EXERCISE DESCRIPTION.
Whenever a line of the entries below holds the string "como", copy that line and return it.

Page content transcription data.
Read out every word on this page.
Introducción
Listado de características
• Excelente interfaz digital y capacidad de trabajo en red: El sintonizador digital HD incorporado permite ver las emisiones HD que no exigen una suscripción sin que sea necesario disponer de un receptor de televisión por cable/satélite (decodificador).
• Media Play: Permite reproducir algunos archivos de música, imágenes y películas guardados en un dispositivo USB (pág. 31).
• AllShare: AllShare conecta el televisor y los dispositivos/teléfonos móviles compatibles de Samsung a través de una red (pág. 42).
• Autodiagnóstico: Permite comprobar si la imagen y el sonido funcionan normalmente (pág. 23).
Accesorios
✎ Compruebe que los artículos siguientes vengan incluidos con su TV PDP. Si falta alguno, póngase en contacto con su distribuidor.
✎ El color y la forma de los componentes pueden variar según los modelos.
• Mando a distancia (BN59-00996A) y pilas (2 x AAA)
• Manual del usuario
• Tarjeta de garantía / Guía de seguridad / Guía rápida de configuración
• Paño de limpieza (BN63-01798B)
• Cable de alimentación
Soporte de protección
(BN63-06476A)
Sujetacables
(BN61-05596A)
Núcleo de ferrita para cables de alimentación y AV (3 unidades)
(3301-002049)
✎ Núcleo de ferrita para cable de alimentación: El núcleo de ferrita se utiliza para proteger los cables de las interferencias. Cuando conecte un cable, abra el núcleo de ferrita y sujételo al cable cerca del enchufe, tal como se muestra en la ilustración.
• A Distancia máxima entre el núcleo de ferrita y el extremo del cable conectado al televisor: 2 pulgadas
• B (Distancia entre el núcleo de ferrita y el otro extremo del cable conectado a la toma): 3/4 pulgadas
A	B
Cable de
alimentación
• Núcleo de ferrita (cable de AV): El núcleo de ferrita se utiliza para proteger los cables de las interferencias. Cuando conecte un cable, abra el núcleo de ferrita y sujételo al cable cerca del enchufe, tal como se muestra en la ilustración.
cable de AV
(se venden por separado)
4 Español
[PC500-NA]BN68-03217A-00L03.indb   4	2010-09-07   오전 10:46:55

WRITTEN ANSWER.
✎ Núcleo de ferrita para cable de alimentación: El núcleo de ferrita se utiliza para proteger los cables de las interferencias. Cuando conecte un cable, abra el núcleo de ferrita y sujételo al cable cerca del enchufe, tal como se muestra en la ilustración.
• Núcleo de ferrita (cable de AV): El núcleo de ferrita se utiliza para proteger los cables de las interferencias. Cuando conecte un cable, abra el núcleo de ferrita y sujételo al cable cerca del enchufe, tal como se muestra en la ilustración.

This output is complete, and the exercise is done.